Objective: Can you write out all the lines word for word, with no pictures?

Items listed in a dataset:
>> Start

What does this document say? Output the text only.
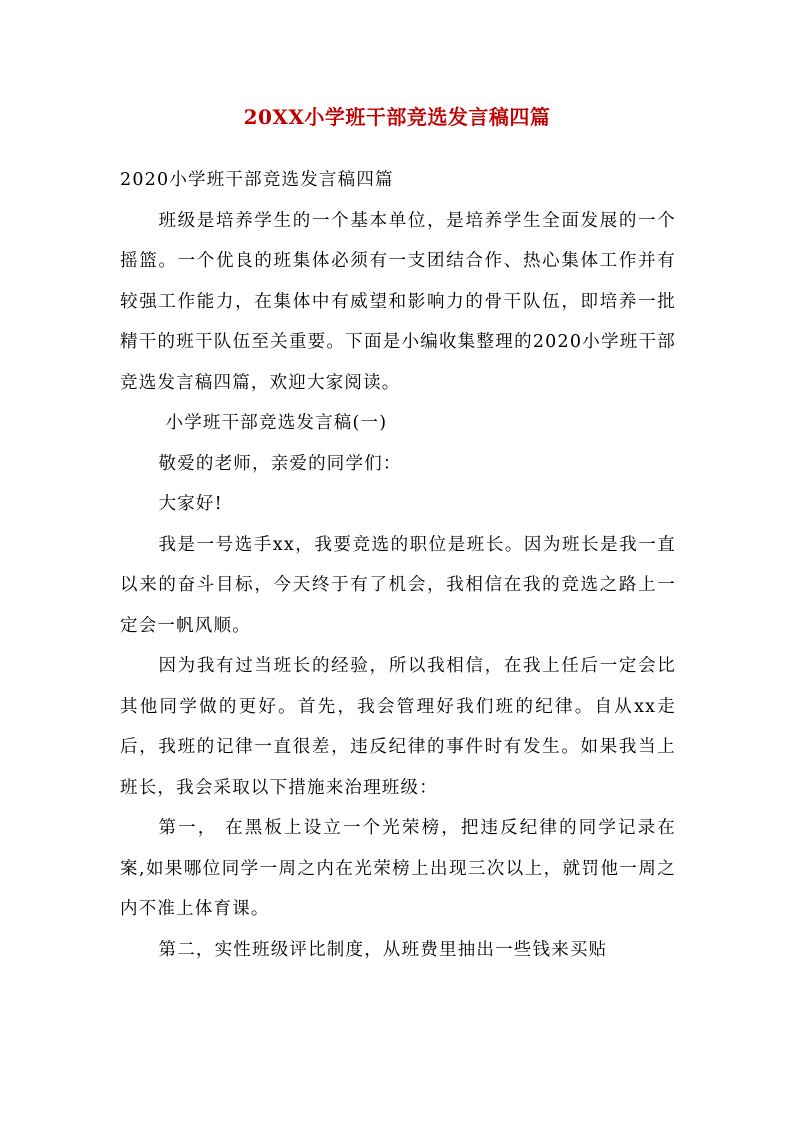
20XX小学班干部竞选发言稿四篇

2020小学班干部竞选发言稿四篇

班级是培养学生的一个基本单位，是培养学生全面发展的一个摇篮。一个优良的班集体必须有一支团结合作、热心集体工作并有较强工作能力，在集体中有威望和影响力的骨干队伍，即培养一批精干的班干队伍至关重要。下面是小编收集整理的2020小学班干部竞选发言稿四篇，欢迎大家阅读。

小学班干部竞选发言稿(一)

敬爱的老师，亲爱的同学们：

大家好!

我是一号选手xx，我要竞选的职位是班长。因为班长是我一直以来的奋斗目标，今天终于有了机会，我相信在我的竞选之路上一定会一帆风顺。

因为我有过当班长的经验，所以我相信，在我上任后一定会比其他同学做的更好。首先，我会管理好我们班的纪律。自从xx走后，我班的记律一直很差，违反纪律的事件时有发生。如果我当上班长，我会采取以下措施来治理班级：

第一， 在黑板上设立一个光荣榜，把违反纪律的同学记录在案,如果哪位同学一周之内在光荣榜上出现三次以上，就罚他一周之内不准上体育课。

第二，实性班级评比制度，从班费里抽出一些钱来买贴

>> End

Reply:
What does this document say? Output the text only.
20XX小学班干部竞选发言稿四篇

2020小学班干部竞选发言稿四篇

班级是培养学生的一个基本单位，是培养学生全面发展的一个摇篮。一个优良的班集体必须有一支团结合作、热心集体工作并有较强工作能力，在集体中有威望和影响力的骨干队伍，即培养一批精干的班干队伍至关重要。下面是小编收集整理的2020小学班干部竞选发言稿四篇，欢迎大家阅读。

小学班干部竞选发言稿(一)

敬爱的老师，亲爱的同学们：

大家好!

我是一号选手xx，我要竞选的职位是班长。因为班长是我一直以来的奋斗目标，今天终于有了机会，我相信在我的竞选之路上一定会一帆风顺。

因为我有过当班长的经验，所以我相信，在我上任后一定会比其他同学做的更好。首先，我会管理好我们班的纪律。自从xx走后，我班的记律一直很差，违反纪律的事件时有发生。如果我当上班长，我会采取以下措施来治理班级：

第一， 在黑板上设立一个光荣榜，把违反纪律的同学记录在案,如果哪位同学一周之内在光荣榜上出现三次以上，就罚他一周之内不准上体育课。

第二，实性班级评比制度，从班费里抽出一些钱来买贴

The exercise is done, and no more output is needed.